** Begin EXERCISE INPUTS **
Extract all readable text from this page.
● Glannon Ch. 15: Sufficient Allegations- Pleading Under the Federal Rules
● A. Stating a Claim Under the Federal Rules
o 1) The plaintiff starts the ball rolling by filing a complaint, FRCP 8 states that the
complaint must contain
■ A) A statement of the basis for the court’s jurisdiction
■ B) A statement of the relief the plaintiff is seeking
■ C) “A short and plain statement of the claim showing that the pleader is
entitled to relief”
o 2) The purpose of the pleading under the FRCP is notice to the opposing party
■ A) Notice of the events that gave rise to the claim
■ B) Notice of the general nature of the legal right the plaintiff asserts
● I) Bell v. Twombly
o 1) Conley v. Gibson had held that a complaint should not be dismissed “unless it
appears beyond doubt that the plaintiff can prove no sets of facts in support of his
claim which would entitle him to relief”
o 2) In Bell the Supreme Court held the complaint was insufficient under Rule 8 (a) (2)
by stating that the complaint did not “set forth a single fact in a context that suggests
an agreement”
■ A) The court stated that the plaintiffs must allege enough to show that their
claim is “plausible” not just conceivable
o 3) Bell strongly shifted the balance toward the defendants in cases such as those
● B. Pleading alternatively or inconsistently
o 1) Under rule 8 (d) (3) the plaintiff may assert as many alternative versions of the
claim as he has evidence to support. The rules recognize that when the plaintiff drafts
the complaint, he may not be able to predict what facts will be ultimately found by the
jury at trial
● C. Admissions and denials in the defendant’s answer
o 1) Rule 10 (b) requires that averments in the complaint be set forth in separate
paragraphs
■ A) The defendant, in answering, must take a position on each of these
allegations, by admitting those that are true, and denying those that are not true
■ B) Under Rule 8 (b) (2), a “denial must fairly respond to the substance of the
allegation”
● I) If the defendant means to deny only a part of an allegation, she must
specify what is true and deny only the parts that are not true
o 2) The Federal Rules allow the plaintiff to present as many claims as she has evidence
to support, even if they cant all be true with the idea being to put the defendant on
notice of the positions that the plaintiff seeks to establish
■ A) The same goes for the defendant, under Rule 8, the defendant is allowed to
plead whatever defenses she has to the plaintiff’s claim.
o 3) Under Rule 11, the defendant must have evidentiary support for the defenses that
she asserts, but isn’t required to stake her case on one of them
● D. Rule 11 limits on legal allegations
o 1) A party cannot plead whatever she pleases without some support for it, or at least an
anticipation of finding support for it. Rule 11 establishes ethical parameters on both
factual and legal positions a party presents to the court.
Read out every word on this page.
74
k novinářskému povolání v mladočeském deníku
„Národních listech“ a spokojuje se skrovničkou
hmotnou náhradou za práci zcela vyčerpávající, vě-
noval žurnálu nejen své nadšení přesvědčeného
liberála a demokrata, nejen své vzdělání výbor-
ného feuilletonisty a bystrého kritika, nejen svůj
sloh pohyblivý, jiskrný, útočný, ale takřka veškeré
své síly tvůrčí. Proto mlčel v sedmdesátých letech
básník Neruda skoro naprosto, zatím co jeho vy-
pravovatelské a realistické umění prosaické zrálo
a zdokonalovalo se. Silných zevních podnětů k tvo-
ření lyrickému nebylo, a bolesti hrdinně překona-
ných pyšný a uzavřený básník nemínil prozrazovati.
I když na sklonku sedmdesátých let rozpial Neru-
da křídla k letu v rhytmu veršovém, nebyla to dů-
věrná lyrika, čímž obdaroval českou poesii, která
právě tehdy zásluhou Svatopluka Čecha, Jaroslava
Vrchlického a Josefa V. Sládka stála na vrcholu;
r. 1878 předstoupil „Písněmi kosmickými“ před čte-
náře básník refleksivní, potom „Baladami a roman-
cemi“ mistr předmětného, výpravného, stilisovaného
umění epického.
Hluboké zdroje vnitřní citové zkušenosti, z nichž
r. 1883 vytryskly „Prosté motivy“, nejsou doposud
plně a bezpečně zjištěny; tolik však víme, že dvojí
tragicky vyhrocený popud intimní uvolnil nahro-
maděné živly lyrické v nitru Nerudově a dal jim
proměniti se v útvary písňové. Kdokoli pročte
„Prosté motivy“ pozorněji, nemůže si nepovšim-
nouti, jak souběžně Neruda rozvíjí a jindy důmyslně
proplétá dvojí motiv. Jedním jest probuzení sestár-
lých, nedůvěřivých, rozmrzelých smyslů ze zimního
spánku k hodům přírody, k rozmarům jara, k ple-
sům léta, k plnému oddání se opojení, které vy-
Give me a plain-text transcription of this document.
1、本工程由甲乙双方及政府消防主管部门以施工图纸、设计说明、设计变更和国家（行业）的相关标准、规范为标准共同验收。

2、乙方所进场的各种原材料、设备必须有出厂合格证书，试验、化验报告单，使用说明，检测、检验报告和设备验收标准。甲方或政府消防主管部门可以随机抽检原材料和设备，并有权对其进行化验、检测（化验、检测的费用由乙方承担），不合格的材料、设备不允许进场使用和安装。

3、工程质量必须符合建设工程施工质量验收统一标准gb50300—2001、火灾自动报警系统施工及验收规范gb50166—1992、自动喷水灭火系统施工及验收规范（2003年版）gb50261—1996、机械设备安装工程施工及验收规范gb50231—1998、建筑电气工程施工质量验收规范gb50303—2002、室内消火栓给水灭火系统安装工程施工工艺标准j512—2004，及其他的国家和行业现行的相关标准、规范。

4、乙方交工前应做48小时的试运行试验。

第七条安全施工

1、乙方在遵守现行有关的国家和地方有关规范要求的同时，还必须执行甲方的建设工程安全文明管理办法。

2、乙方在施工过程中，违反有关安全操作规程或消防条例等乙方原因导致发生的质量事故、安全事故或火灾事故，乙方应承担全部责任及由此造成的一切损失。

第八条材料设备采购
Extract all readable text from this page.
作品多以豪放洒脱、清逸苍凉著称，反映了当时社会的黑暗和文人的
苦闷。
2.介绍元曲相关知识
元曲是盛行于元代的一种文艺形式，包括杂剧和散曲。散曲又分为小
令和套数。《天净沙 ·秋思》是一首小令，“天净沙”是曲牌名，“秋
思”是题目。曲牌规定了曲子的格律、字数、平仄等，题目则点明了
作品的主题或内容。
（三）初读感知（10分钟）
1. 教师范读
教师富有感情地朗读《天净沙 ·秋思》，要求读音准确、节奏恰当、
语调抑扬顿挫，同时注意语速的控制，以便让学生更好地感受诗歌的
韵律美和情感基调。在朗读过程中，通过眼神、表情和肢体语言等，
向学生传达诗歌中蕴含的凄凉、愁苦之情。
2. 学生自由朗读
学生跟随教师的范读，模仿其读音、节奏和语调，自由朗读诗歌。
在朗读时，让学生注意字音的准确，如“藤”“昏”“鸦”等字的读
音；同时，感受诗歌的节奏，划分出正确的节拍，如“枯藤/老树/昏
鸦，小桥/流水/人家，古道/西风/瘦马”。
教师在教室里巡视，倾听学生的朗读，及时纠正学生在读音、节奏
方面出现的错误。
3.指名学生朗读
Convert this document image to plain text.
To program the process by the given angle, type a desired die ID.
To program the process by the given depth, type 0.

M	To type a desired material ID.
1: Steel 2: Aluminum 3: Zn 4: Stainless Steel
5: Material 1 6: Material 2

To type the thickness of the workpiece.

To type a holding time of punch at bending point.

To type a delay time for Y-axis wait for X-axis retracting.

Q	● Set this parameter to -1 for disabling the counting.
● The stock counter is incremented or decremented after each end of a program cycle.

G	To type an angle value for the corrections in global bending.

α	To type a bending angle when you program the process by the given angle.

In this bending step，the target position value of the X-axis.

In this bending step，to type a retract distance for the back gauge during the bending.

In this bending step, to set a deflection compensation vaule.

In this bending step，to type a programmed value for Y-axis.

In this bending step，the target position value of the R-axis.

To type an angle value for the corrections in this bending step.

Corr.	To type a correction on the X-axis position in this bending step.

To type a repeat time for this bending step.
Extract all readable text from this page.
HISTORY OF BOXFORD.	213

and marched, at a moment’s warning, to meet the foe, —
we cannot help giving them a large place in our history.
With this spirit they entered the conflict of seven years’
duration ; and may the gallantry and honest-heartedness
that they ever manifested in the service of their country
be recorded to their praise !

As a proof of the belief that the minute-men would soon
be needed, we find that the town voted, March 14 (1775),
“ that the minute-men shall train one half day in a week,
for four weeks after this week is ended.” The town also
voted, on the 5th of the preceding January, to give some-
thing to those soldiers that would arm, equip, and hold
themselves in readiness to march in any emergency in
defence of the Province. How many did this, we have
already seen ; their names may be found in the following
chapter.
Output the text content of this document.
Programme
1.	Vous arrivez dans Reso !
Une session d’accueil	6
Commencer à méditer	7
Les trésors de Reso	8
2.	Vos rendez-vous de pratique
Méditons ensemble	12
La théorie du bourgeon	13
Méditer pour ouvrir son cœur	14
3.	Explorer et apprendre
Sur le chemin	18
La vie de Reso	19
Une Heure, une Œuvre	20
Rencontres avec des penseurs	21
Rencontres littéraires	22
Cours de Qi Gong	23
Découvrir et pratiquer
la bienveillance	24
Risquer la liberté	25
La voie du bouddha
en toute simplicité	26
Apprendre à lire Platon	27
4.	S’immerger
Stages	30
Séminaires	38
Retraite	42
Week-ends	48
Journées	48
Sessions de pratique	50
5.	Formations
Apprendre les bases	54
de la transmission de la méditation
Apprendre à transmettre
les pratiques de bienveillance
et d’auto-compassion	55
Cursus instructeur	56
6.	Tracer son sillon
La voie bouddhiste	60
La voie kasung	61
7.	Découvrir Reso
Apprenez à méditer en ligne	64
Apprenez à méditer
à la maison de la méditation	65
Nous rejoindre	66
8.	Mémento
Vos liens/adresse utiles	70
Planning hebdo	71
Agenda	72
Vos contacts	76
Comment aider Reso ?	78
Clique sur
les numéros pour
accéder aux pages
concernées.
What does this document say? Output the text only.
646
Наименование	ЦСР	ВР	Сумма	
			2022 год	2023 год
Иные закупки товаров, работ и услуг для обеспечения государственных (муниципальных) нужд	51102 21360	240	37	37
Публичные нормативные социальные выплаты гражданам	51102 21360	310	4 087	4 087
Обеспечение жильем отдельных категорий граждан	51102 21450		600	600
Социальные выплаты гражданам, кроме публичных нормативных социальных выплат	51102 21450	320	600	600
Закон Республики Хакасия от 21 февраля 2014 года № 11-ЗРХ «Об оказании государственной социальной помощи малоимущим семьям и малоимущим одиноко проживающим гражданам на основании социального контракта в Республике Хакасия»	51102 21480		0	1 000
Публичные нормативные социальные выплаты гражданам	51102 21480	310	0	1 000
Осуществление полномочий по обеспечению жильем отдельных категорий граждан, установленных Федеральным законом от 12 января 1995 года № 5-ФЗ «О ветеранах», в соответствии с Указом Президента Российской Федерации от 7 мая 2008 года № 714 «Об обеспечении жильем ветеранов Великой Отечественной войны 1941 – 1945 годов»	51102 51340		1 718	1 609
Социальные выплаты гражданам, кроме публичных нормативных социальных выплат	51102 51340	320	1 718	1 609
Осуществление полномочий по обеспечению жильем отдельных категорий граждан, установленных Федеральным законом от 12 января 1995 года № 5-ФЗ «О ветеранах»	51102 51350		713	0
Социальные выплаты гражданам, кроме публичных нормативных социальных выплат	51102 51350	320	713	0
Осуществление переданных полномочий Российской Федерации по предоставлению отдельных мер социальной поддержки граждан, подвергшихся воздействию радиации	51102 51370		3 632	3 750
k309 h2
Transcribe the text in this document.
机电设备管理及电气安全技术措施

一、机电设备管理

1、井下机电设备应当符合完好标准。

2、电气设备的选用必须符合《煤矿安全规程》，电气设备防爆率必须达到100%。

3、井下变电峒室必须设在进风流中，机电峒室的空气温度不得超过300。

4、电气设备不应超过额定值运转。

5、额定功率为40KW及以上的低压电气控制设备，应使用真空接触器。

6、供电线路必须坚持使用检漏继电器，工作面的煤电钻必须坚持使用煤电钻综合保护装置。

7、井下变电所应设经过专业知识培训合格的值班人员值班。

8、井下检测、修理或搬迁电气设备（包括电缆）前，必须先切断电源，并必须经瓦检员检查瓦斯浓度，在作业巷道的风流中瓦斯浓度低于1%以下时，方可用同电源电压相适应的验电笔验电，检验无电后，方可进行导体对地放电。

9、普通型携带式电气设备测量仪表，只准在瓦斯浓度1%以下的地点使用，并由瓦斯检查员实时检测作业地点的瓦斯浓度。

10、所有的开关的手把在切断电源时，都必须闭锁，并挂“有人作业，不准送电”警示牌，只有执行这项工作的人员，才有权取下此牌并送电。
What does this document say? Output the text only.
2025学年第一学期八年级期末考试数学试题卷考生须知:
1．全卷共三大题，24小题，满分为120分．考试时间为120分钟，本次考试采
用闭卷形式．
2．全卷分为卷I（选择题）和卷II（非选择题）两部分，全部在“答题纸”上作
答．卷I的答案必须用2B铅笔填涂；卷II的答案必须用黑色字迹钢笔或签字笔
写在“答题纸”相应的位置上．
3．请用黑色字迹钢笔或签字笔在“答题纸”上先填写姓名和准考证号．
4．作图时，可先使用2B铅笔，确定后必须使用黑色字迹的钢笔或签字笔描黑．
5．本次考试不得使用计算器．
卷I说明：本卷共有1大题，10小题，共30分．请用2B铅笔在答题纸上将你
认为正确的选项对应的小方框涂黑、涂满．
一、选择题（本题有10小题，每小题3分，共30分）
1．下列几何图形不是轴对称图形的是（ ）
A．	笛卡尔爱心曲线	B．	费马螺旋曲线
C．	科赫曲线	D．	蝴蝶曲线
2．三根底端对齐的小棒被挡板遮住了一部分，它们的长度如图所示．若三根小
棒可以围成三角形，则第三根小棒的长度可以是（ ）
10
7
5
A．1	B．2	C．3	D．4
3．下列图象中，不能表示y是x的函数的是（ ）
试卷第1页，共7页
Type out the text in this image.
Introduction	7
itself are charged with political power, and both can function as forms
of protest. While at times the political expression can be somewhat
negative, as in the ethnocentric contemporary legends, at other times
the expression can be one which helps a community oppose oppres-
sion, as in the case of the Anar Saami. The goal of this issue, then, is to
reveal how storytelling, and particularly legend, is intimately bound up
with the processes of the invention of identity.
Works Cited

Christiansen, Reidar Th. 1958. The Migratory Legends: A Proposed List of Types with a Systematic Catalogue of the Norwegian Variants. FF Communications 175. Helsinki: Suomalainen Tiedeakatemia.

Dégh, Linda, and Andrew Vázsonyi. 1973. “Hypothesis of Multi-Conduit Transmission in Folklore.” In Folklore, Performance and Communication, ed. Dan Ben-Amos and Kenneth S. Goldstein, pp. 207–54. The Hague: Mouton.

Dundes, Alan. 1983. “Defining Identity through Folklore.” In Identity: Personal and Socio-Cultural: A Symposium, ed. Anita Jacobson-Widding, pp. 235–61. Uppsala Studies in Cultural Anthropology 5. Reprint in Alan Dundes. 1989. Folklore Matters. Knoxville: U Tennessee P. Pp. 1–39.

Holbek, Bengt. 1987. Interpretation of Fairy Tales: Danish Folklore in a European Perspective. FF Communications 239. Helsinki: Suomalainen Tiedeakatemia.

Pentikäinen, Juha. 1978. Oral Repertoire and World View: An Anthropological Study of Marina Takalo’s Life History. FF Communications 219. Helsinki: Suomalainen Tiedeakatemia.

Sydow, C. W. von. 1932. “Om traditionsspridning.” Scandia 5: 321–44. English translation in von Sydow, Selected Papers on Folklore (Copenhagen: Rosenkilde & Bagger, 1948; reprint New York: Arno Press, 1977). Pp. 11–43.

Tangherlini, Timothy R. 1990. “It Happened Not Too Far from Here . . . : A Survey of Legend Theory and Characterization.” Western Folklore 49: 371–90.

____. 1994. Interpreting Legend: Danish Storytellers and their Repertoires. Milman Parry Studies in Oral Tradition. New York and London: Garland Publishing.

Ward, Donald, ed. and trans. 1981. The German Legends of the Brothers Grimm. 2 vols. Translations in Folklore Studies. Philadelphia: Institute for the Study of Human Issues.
** End EXERCISE INPUTS **
*WORK INSTRUCTIONS*.
Track down every line with the word "times" and copy it.

*COMPLETE RESPONSE*.
of protest. While at times the political expression can be somewhat
negative, as in the ethnocentric contemporary legends, at other times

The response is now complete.